→ Challenge: Count every line in the data below where "handoffs" occurs, then state that number and nothing more.

[Dataset entries]
§

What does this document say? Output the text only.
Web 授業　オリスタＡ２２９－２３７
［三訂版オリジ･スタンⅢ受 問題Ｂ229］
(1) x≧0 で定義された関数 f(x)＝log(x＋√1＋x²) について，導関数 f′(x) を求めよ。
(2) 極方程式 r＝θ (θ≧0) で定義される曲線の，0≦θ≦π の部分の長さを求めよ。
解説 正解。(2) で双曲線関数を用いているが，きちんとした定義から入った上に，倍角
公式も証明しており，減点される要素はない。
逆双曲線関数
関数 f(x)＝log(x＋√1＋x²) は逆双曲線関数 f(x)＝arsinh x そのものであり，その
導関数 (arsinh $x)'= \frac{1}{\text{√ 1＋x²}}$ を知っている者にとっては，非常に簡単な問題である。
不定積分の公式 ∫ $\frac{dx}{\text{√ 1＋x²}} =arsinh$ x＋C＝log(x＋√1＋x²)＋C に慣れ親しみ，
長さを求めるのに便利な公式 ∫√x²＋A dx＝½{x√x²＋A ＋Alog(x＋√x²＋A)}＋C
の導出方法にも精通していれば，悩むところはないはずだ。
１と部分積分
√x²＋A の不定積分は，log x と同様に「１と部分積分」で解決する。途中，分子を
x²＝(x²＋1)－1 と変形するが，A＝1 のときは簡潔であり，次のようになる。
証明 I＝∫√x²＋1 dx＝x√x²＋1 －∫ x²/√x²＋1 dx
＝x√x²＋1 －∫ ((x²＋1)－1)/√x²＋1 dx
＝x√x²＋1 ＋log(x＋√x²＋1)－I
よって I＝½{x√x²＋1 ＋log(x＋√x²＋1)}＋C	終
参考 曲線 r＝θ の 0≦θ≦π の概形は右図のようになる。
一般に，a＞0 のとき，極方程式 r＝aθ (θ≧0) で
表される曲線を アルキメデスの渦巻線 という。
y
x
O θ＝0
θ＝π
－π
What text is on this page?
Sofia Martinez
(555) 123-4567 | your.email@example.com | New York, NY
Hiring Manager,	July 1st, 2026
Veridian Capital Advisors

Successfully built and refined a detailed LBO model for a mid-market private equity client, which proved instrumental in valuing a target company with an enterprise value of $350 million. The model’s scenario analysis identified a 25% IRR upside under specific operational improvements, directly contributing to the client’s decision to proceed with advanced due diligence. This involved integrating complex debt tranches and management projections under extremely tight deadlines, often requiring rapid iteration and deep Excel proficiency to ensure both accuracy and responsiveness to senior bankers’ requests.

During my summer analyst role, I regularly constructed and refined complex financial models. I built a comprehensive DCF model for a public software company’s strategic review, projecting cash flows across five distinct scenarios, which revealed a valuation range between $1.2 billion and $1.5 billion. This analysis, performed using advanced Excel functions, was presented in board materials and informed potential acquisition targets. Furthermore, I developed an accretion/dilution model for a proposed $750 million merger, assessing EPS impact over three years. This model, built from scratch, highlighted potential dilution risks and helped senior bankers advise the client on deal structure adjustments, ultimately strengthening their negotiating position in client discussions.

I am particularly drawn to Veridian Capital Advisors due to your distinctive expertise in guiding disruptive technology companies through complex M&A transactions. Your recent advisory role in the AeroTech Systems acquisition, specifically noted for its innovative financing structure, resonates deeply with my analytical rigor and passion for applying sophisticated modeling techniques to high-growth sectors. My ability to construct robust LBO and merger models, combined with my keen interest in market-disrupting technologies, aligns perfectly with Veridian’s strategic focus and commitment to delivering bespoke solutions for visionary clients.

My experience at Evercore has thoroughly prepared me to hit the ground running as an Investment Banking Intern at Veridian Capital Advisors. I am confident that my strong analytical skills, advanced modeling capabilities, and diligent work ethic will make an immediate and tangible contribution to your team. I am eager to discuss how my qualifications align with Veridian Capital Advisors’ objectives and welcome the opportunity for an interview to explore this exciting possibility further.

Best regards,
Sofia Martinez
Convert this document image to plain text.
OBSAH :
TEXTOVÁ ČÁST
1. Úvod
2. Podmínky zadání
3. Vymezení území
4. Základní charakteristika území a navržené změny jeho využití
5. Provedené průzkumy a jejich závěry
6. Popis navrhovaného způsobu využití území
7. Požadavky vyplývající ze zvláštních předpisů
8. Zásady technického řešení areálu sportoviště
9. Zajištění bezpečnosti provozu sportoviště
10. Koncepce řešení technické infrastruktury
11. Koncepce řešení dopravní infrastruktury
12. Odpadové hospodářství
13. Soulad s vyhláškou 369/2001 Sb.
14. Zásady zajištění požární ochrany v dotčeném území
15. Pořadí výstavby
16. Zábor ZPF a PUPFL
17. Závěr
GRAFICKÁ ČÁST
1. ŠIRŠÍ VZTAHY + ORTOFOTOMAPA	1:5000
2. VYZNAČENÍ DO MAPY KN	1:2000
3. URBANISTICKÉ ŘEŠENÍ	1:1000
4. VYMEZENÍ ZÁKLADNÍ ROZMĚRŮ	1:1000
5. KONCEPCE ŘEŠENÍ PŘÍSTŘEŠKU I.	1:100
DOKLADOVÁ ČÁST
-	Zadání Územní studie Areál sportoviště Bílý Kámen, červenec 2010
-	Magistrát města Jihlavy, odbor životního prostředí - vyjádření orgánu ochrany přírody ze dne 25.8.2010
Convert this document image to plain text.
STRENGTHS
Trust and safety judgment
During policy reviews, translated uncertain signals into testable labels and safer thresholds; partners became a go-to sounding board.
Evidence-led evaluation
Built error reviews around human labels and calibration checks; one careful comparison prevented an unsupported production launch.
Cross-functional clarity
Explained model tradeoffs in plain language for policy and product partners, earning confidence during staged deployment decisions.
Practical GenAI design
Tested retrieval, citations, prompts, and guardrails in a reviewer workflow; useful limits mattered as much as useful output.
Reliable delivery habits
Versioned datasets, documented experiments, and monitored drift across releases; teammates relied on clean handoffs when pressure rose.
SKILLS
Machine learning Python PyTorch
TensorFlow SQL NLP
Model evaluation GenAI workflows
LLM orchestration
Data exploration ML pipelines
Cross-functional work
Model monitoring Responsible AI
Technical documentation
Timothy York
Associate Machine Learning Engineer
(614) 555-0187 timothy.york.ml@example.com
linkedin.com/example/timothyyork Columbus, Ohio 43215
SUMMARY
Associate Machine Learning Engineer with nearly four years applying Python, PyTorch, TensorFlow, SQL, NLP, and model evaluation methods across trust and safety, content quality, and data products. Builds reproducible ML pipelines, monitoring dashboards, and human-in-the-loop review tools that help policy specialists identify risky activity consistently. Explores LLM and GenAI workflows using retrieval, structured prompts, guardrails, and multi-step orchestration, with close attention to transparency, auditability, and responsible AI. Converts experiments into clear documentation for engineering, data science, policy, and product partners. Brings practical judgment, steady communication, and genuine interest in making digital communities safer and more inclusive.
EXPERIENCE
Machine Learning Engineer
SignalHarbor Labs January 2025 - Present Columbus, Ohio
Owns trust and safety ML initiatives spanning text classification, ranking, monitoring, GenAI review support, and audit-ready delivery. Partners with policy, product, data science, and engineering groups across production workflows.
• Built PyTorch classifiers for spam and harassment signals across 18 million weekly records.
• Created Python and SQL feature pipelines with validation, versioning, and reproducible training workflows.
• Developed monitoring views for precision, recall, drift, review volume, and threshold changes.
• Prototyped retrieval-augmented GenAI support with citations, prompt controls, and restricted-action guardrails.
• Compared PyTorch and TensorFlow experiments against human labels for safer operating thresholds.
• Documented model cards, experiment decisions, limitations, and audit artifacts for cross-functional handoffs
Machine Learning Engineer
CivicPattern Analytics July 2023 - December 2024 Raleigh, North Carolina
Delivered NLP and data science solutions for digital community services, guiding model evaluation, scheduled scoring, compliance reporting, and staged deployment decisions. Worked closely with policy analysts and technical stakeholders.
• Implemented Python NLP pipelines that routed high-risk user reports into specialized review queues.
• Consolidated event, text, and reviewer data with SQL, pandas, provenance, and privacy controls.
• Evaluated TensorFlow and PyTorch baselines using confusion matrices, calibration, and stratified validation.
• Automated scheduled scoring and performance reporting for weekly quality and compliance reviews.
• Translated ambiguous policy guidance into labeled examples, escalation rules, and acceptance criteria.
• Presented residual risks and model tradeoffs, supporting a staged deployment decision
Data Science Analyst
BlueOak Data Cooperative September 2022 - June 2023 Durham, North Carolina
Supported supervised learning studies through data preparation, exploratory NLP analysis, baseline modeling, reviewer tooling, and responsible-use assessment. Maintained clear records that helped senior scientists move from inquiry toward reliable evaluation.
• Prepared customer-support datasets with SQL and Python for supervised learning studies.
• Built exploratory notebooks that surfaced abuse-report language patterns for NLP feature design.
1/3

§

→ Finished exercise: 2